■ YOUR OBJECTIVE
Set down all of the entries exactly, leaving nothing out.

■ INFORMATION
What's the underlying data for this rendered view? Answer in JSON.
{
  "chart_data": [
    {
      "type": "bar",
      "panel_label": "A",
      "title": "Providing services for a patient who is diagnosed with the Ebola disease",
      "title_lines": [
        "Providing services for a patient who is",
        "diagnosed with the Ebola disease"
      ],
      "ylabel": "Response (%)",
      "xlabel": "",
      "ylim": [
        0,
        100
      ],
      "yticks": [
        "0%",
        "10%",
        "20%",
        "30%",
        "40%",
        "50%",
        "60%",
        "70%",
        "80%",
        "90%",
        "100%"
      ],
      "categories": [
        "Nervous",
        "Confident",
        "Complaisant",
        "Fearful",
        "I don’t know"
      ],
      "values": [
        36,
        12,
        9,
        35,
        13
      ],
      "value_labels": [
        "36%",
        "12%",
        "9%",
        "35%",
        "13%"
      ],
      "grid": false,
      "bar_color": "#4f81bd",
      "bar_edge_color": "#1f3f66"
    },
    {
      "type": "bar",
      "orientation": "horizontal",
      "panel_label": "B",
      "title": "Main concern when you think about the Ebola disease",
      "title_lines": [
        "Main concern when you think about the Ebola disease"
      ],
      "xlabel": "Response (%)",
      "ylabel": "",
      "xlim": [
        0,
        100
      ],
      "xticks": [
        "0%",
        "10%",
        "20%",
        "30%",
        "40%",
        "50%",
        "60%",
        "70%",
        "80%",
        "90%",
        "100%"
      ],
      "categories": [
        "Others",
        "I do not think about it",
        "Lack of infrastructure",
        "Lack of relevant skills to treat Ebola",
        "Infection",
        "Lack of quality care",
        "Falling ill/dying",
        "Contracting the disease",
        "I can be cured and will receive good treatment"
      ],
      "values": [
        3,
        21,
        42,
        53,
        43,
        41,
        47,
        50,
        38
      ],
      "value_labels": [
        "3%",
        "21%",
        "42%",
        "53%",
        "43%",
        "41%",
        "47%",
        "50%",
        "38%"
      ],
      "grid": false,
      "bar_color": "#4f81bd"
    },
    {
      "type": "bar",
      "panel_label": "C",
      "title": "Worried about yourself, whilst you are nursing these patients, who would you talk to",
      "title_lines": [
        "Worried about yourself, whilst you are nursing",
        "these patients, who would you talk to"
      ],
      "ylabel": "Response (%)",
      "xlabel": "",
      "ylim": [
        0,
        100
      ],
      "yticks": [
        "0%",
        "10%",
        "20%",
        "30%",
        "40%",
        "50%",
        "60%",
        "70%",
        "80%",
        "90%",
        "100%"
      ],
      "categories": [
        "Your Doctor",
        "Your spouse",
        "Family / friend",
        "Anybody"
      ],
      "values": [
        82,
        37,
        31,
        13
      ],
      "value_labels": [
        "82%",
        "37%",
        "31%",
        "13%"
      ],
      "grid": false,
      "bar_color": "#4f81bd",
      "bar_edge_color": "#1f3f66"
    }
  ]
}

■ SOLUTION FOR THIS PROBLEM
What's the underlying data for this rendered view? Answer in JSON.
{
  "chart_data": [
    {
      "type": "bar",
      "panel_label": "A",
      "title": "Providing services for a patient who is diagnosed with the Ebola disease",
      "title_lines": [
        "Providing services for a patient who is",
        "diagnosed with the Ebola disease"
      ],
      "ylabel": "Response (%)",
      "xlabel": "",
      "ylim": [
        0,
        100
      ],
      "yticks": [
        "0%",
        "10%",
        "20%",
        "30%",
        "40%",
        "50%",
        "60%",
        "70%",
        "80%",
        "90%",
        "100%"
      ],
      "categories": [
        "Nervous",
        "Confident",
        "Complaisant",
        "Fearful",
        "I don’t know"
      ],
      "values": [
        36,
        12,
        9,
        35,
        13
      ],
      "value_labels": [
        "36%",
        "12%",
        "9%",
        "35%",
        "13%"
      ],
      "grid": false,
      "bar_color": "#4f81bd",
      "bar_edge_color": "#1f3f66"
    },
    {
      "type": "bar",
      "orientation": "horizontal",
      "panel_label": "B",
      "title": "Main concern when you think about the Ebola disease",
      "title_lines": [
        "Main concern when you think about the Ebola disease"
      ],
      "xlabel": "Response (%)",
      "ylabel": "",
      "xlim": [
        0,
        100
      ],
      "xticks": [
        "0%",
        "10%",
        "20%",
        "30%",
        "40%",
        "50%",
        "60%",
        "70%",
        "80%",
        "90%",
        "100%"
      ],
      "categories": [
        "Others",
        "I do not think about it",
        "Lack of infrastructure",
        "Lack of relevant skills to treat Ebola",
        "Infection",
        "Lack of quality care",
        "Falling ill/dying",
        "Contracting the disease",
        "I can be cured and will receive good treatment"
      ],
      "values": [
        3,
        21,
        42,
        53,
        43,
        41,
        47,
        50,
        38
      ],
      "value_labels": [
        "3%",
        "21%",
        "42%",
        "53%",
        "43%",
        "41%",
        "47%",
        "50%",
        "38%"
      ],
      "grid": false,
      "bar_color": "#4f81bd"
    },
    {
      "type": "bar",
      "panel_label": "C",
      "title": "Worried about yourself, whilst you are nursing these patients, who would you talk to",
      "title_lines": [
        "Worried about yourself, whilst you are nursing",
        "these patients, who would you talk to"
      ],
      "ylabel": "Response (%)",
      "xlabel": "",
      "ylim": [
        0,
        100
      ],
      "yticks": [
        "0%",
        "10%",
        "20%",
        "30%",
        "40%",
        "50%",
        "60%",
        "70%",
        "80%",
        "90%",
        "100%"
      ],
      "categories": [
        "Your Doctor",
        "Your spouse",
        "Family / friend",
        "Anybody"
      ],
      "values": [
        82,
        37,
        31,
        13
      ],
      "value_labels": [
        "82%",
        "37%",
        "31%",
        "13%"
      ],
      "grid": false,
      "bar_color": "#4f81bd",
      "bar_edge_color": "#1f3f66"
    }
  ]
}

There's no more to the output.